*Your instructions*: Reproduce the rows below, substituting "enclosing rectangles" for every occurrence of "bounding boxes" and leaving all other text unchanged.

*Records provided*:

━━━━━━━━━━━━━━━━

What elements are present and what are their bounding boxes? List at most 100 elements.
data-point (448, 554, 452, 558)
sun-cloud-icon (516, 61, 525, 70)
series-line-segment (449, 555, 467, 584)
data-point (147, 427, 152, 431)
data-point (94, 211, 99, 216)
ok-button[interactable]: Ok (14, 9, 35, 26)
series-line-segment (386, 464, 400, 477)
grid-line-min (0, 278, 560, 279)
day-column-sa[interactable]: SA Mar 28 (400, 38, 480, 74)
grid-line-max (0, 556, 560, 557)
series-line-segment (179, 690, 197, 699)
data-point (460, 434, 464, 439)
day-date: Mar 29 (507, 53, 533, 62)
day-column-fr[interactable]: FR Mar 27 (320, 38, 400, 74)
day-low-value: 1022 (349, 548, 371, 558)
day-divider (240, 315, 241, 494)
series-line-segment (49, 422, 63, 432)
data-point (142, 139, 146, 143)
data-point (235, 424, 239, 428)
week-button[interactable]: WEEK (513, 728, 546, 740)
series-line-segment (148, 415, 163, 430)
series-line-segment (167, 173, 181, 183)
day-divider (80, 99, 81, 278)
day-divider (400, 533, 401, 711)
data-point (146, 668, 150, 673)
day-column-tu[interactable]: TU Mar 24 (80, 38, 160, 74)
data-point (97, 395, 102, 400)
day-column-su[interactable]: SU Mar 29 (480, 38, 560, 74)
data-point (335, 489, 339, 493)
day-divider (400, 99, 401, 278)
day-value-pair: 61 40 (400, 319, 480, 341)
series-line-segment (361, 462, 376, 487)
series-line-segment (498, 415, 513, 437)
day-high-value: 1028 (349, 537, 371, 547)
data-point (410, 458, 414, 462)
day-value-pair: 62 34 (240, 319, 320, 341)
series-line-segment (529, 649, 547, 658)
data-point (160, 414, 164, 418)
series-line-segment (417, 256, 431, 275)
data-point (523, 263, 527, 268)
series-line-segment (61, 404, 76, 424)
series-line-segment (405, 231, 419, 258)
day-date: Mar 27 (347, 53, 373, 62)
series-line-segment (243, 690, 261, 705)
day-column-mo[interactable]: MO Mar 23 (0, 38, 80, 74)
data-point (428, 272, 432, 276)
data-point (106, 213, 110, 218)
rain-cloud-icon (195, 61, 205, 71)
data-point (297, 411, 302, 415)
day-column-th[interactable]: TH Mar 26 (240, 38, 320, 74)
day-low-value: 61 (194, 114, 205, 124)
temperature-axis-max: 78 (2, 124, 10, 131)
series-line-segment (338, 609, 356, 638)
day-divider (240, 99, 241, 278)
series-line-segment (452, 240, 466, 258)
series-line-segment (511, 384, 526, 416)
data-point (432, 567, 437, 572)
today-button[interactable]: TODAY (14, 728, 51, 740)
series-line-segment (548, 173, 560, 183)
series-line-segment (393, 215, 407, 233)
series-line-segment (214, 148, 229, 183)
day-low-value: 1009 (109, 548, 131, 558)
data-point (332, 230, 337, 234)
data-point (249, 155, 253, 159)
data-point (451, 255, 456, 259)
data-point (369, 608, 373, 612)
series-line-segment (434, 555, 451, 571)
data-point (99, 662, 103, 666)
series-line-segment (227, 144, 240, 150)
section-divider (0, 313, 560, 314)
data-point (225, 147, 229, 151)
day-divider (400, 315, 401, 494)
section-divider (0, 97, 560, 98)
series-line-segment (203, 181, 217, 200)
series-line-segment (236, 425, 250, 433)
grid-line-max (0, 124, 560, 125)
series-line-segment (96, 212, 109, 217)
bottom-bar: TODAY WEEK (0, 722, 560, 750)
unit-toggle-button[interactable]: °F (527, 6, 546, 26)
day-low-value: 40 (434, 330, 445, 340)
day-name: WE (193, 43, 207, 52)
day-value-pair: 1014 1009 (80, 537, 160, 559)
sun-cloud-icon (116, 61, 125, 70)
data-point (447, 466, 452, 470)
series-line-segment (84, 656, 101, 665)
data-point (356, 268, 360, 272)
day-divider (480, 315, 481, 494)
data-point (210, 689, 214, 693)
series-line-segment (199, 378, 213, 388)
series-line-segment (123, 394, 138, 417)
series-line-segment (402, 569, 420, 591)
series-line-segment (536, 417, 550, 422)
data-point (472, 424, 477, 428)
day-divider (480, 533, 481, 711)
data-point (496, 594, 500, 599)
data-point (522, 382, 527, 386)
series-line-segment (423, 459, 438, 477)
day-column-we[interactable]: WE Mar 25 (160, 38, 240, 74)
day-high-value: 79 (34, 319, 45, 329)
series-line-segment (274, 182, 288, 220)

━━━━━━━━━━━━━━━━

*Solution to this task*:
What elements are present and what are their enclosing rectangles? List at most 100 elements.
data-point (448, 554, 452, 558)
sun-cloud-icon (516, 61, 525, 70)
series-line-segment (449, 555, 467, 584)
data-point (147, 427, 152, 431)
data-point (94, 211, 99, 216)
ok-button[interactable]: Ok (14, 9, 35, 26)
series-line-segment (386, 464, 400, 477)
grid-line-min (0, 278, 560, 279)
day-column-sa[interactable]: SA Mar 28 (400, 38, 480, 74)
grid-line-max (0, 556, 560, 557)
series-line-segment (179, 690, 197, 699)
data-point (460, 434, 464, 439)
day-date: Mar 29 (507, 53, 533, 62)
day-column-fr[interactable]: FR Mar 27 (320, 38, 400, 74)
day-low-value: 1022 (349, 548, 371, 558)
day-divider (240, 315, 241, 494)
series-line-segment (49, 422, 63, 432)
data-point (142, 139, 146, 143)
data-point (235, 424, 239, 428)
week-button[interactable]: WEEK (513, 728, 546, 740)
series-line-segment (148, 415, 163, 430)
series-line-segment (167, 173, 181, 183)
day-divider (80, 99, 81, 278)
day-divider (400, 533, 401, 711)
data-point (146, 668, 150, 673)
day-column-tu[interactable]: TU Mar 24 (80, 38, 160, 74)
data-point (97, 395, 102, 400)
day-column-su[interactable]: SU Mar 29 (480, 38, 560, 74)
data-point (335, 489, 339, 493)
day-divider (400, 99, 401, 278)
day-value-pair: 61 40 (400, 319, 480, 341)
series-line-segment (361, 462, 376, 487)
series-line-segment (498, 415, 513, 437)
day-high-value: 1028 (349, 537, 371, 547)
data-point (410, 458, 414, 462)
day-value-pair: 62 34 (240, 319, 320, 341)
series-line-segment (529, 649, 547, 658)
data-point (160, 414, 164, 418)
series-line-segment (417, 256, 431, 275)
data-point (523, 263, 527, 268)
series-line-segment (61, 404, 76, 424)
series-line-segment (405, 231, 419, 258)
day-date: Mar 27 (347, 53, 373, 62)
series-line-segment (243, 690, 261, 705)
day-column-mo[interactable]: MO Mar 23 (0, 38, 80, 74)
data-point (428, 272, 432, 276)
data-point (106, 213, 110, 218)
rain-cloud-icon (195, 61, 205, 71)
data-point (297, 411, 302, 415)
day-column-th[interactable]: TH Mar 26 (240, 38, 320, 74)
day-low-value: 61 (194, 114, 205, 124)
temperature-axis-max: 78 (2, 124, 10, 131)
series-line-segment (338, 609, 356, 638)
day-divider (240, 99, 241, 278)
series-line-segment (452, 240, 466, 258)
series-line-segment (511, 384, 526, 416)
data-point (432, 567, 437, 572)
today-button[interactable]: TODAY (14, 728, 51, 740)
series-line-segment (548, 173, 560, 183)
series-line-segment (393, 215, 407, 233)
series-line-segment (214, 148, 229, 183)
day-low-value: 1009 (109, 548, 131, 558)
data-point (332, 230, 337, 234)
data-point (249, 155, 253, 159)
data-point (451, 255, 456, 259)
data-point (369, 608, 373, 612)
series-line-segment (434, 555, 451, 571)
data-point (99, 662, 103, 666)
series-line-segment (227, 144, 240, 150)
section-divider (0, 313, 560, 314)
data-point (225, 147, 229, 151)
day-divider (400, 315, 401, 494)
section-divider (0, 97, 560, 98)
series-line-segment (203, 181, 217, 200)
series-line-segment (236, 425, 250, 433)
grid-line-max (0, 124, 560, 125)
series-line-segment (96, 212, 109, 217)
bottom-bar: TODAY WEEK (0, 722, 560, 750)
unit-toggle-button[interactable]: °F (527, 6, 546, 26)
day-low-value: 40 (434, 330, 445, 340)
day-name: WE (193, 43, 207, 52)
day-value-pair: 1014 1009 (80, 537, 160, 559)
sun-cloud-icon (116, 61, 125, 70)
data-point (447, 466, 452, 470)
series-line-segment (84, 656, 101, 665)
data-point (356, 268, 360, 272)
day-divider (480, 315, 481, 494)
data-point (210, 689, 214, 693)
series-line-segment (199, 378, 213, 388)
series-line-segment (123, 394, 138, 417)
series-line-segment (402, 569, 420, 591)
series-line-segment (536, 417, 550, 422)
data-point (472, 424, 477, 428)
day-divider (480, 533, 481, 711)
data-point (496, 594, 500, 599)
data-point (522, 382, 527, 386)
series-line-segment (423, 459, 438, 477)
day-column-we[interactable]: WE Mar 25 (160, 38, 240, 74)
day-high-value: 79 (34, 319, 45, 329)
series-line-segment (274, 182, 288, 220)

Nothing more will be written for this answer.